DOCUMENT SEGMENT:
□ □ □ □ □

Section 15. Successors and Assigns. This Guaranty shall inure to the benefit of Beneficiaries and their respective successors and assigns.
Section 16. Additional Guarantors. The initial Guarantors hereunder shall be the signatories hereto on the date hereof. From time to time subsequent to the date hereof, Domestic Subsidiaries of various of the Borrowers or of any Guarantor may become parties hereto, as additional Guarantors (each an “Additional Guarantor”), by executing a Counterpart of this Guaranty in form and substance as Exhibit “A” attached hereto. Upon delivery of any such counterpart to the Administrative Agent, notice of which is hereby waived by the Guarantors, each such Additional Guarantor shall be a Guarantor and shall be as fully a party hereto as if such Additional Guarantor were an original signatory hereof. Each Guarantor expressly agrees that its obligations arising hereunder shall not be affected or diminished by the addition or release of any other Guarantor hereunder, nor by any election of the Administrative Agent not to cause any Subsidiary of any Borrower to become an Additional Guarantor hereunder. This Guaranty shall be fully effective as to any Guarantor that is or becomes a party hereto regardless of whether any other Person becomes or fails to become or ceases to be a Guarantor hereunder.
Section 17. Acknowledgment of Benefits. Each Guarantor acknowledges that a portion of the Loans may be directly or indirectly advanced for its benefit, that Letters of Credit may be issued for the direct or indirect benefit of its business, that it receives direct and indirect benefits from the Swap Agreements, and that the Guaranteed Obligations are being incurred for and will inure to its direct and indirect benefit.

□ □ □ □ □

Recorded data
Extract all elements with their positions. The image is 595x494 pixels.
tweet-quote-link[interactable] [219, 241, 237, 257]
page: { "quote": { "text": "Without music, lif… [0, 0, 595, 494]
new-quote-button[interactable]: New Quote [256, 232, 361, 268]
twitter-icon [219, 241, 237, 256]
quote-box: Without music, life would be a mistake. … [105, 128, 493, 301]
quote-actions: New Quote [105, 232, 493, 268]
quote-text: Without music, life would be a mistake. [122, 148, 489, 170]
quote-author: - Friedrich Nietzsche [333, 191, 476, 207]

□ □ □ □ □

TASK DETAILS:
Answer these questions about the guaranty excerpt:
1. Under Section 15, to whose benefit does the Guaranty inure?
2. What must Domestic Subsidiaries execute to become Additional Guarantors?
3. According to Section 17, from which agreements does each Guarantor acknowledge receiving direct and indirect benefits?

SOLVED PROBLEM:
1. Beneficiaries and their respective successors and assigns.
2. A Counterpart of this Guaranty in form and substance as Exhibit "A" attached hereto.
3. The Swap Agreements.